*PROBLEM TO WORK ON*
Exactly reproduce the entries, dropping any pictures from your copy.

# # #

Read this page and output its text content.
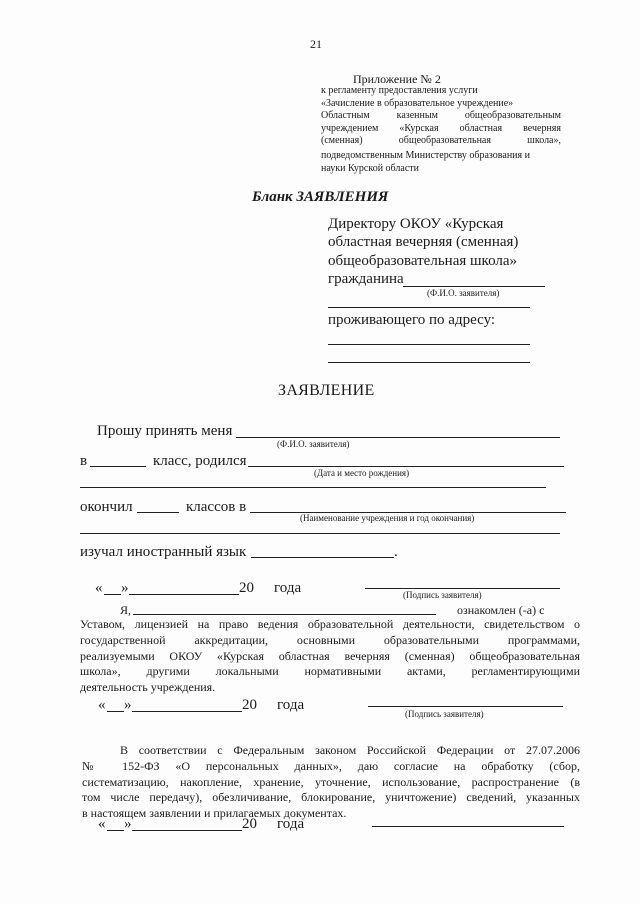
21
Приложение № 2
к регламенту предоставления услуги
«Зачисление в образовательное учреждение»
Областным казенным общеобразовательным
учреждением «Курская областная вечерняя
(сменная) общеобразовательная школа»,
подведомственным Министерству образования и
науки Курской области
Бланк ЗАЯВЛЕНИЯ
Директору ОКОУ «Курская
областная вечерняя (сменная)
общеобразовательная школа»
гражданина
(Ф.И.О. заявителя)
проживающего по адресу:
ЗАЯВЛЕНИЕ
Прошу принять меня
(Ф.И.О. заявителя)
в	класс, родился
(Дата и место рождения)
окончил	классов в
(Наименование учреждения и год окончания)
изучал иностранный язык	.
« »	20 года	(Подпись заявителя)
Я,	ознакомлен (-а) с
Уставом, лицензией на право ведения образовательной деятельности, свидетельством о
государственной аккредитации, основными образовательными программами,
реализуемыми ОКОУ «Курская областная вечерняя (сменная) общеобразовательная
школа», другими локальными нормативными актами, регламентирующими
деятельность учреждения.
« »	20 года
(Подпись заявителя)
В соответствии с Федеральным законом Российской Федерации от 27.07.2006
№ 152-ФЗ «О персональных данных», даю согласие на обработку (сбор,
систематизацию, накопление, хранение, уточнение, использование, распространение (в
том числе передачу), обезличивание, блокирование, уничтожение) сведений, указанных
в настоящем заявлении и прилагаемых документах.
« »	20 года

# # #

*ANSWER TO THE PROBLEM*
Read this page and output its text content.
21
Приложение № 2
к регламенту предоставления услуги
«Зачисление в образовательное учреждение»
Областным казенным общеобразовательным
учреждением «Курская областная вечерняя
(сменная) общеобразовательная школа»,
подведомственным Министерству образования и
науки Курской области
Бланк ЗАЯВЛЕНИЯ
Директору ОКОУ «Курская
областная вечерняя (сменная)
общеобразовательная школа»
гражданина
(Ф.И.О. заявителя)
проживающего по адресу:
ЗАЯВЛЕНИЕ
Прошу принять меня
(Ф.И.О. заявителя)
в	класс, родился
(Дата и место рождения)
окончил	классов в
(Наименование учреждения и год окончания)
изучал иностранный язык	.
« »	20 года	(Подпись заявителя)
Я,	ознакомлен (-а) с
Уставом, лицензией на право ведения образовательной деятельности, свидетельством о
государственной аккредитации, основными образовательными программами,
реализуемыми ОКОУ «Курская областная вечерняя (сменная) общеобразовательная
школа», другими локальными нормативными актами, регламентирующими
деятельность учреждения.
« »	20 года
(Подпись заявителя)
В соответствии с Федеральным законом Российской Федерации от 27.07.2006
№ 152-ФЗ «О персональных данных», даю согласие на обработку (сбор,
систематизацию, накопление, хранение, уточнение, использование, распространение (в
том числе передачу), обезличивание, блокирование, уничтожение) сведений, указанных
в настоящем заявлении и прилагаемых документах.
« »	20 года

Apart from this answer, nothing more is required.